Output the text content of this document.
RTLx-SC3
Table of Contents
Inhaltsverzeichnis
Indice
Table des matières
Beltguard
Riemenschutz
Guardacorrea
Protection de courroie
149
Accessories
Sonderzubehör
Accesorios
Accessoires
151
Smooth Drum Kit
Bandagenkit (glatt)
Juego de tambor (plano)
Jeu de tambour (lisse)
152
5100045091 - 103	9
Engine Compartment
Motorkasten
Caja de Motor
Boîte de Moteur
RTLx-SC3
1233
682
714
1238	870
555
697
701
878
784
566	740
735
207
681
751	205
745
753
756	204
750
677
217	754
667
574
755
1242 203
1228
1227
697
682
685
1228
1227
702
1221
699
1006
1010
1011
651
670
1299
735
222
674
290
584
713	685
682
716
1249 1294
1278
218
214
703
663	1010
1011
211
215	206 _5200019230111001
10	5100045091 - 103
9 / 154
######
§ Problem: The records above are to be copied in full, exactly as written.

§ Solution below:
Output the text content of this document.
RTLx-SC3
Table of Contents
Inhaltsverzeichnis
Indice
Table des matières
Beltguard
Riemenschutz
Guardacorrea
Protection de courroie
149
Accessories
Sonderzubehör
Accesorios
Accessoires
151
Smooth Drum Kit
Bandagenkit (glatt)
Juego de tambor (plano)
Jeu de tambour (lisse)
152
5100045091 - 103	9
Engine Compartment
Motorkasten
Caja de Motor
Boîte de Moteur
RTLx-SC3
1233
682
714
1238	870
555
697
701
878
784
566	740
735
207
681
751	205
745
753
756	204
750
677
217	754
667
574
755
1242 203
1228
1227
697
682
685
1228
1227
702
1221
699
1006
1010
1011
651
670
1299
735
222
674
290
584
713	685
682
716
1249 1294
1278
218
214
703
663	1010
1011
211
215	206 _5200019230111001
10	5100045091 - 103
9 / 154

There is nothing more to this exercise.